[EXERCISE DESCRIPTION] Output only the span of lines that begins at the line containing "Decode this image" and ends at the last line of the data, both included, exactly as they appear.

[MATERIAL]
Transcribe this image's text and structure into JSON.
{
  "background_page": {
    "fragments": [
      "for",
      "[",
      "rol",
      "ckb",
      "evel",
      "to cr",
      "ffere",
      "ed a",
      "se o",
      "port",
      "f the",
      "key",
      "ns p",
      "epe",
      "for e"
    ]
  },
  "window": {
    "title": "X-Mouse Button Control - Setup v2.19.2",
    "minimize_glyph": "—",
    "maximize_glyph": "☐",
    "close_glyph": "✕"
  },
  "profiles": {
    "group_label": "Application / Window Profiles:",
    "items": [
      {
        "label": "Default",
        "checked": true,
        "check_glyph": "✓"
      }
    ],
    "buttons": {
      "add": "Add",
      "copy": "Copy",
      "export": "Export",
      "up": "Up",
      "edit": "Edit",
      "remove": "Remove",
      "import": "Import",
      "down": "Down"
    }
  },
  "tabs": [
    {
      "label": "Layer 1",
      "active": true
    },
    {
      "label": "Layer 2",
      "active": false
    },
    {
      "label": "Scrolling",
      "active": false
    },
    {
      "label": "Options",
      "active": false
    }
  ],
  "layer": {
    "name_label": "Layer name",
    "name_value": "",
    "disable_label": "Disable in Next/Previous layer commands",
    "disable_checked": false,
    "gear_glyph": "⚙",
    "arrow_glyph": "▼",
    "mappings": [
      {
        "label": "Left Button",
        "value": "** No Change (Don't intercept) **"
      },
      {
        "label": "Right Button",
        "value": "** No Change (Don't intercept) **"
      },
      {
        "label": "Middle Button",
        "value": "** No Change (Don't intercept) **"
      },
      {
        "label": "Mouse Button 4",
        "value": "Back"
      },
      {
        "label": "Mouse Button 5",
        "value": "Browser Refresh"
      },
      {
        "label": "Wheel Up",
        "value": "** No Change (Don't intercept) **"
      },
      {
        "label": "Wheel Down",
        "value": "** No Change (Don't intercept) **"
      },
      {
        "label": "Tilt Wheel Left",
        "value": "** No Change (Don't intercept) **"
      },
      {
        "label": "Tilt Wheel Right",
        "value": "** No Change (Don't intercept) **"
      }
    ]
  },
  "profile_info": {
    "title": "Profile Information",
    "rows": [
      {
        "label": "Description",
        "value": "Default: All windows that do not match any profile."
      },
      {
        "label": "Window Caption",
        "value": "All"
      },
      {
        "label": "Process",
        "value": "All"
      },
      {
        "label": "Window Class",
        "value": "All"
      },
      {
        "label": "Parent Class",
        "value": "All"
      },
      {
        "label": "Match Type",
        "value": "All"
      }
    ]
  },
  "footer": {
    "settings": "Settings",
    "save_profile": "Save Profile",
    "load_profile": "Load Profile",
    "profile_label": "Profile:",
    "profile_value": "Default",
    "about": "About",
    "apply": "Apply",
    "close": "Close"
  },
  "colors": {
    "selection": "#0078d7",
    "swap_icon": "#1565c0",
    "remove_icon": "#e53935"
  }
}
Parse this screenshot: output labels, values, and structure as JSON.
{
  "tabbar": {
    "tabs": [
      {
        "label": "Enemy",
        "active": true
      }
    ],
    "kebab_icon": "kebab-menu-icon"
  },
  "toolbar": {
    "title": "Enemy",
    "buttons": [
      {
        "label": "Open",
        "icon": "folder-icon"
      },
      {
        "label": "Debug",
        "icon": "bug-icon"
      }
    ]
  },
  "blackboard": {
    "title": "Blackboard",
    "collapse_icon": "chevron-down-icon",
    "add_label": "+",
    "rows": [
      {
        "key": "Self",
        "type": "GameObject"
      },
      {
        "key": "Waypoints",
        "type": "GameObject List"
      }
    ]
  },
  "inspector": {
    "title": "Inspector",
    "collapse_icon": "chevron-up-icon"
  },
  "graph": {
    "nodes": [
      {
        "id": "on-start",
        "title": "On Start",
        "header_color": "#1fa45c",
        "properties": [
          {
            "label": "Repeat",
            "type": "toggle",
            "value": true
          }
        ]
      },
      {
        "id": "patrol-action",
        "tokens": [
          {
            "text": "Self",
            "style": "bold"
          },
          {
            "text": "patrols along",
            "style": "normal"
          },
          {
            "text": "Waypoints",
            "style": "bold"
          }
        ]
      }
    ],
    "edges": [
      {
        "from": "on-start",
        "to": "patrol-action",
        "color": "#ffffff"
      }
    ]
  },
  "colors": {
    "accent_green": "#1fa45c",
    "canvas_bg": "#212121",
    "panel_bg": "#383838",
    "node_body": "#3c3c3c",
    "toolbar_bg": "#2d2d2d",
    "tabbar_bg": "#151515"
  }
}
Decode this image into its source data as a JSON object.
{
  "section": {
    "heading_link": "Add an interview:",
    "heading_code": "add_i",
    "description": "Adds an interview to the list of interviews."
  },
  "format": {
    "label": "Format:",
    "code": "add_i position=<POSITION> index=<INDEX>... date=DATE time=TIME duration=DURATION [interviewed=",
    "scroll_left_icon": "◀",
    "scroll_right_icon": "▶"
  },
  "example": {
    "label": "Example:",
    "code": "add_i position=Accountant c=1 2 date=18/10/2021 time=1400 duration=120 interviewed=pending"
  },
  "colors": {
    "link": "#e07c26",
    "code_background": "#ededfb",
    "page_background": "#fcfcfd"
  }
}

[ANSWER TO THIS EXERCISE]
Decode this image into its source data as a JSON object.
{
  "section": {
    "heading_link": "Add an interview:",
    "heading_code": "add_i",
    "description": "Adds an interview to the list of interviews."
  },
  "format": {
    "label": "Format:",
    "code": "add_i position=<POSITION> index=<INDEX>... date=DATE time=TIME duration=DURATION [interviewed=",
    "scroll_left_icon": "◀",
    "scroll_right_icon": "▶"
  },
  "example": {
    "label": "Example:",
    "code": "add_i position=Accountant c=1 2 date=18/10/2021 time=1400 duration=120 interviewed=pending"
  },
  "colors": {
    "link": "#e07c26",
    "code_background": "#ededfb",
    "page_background": "#fcfcfd"
  }
}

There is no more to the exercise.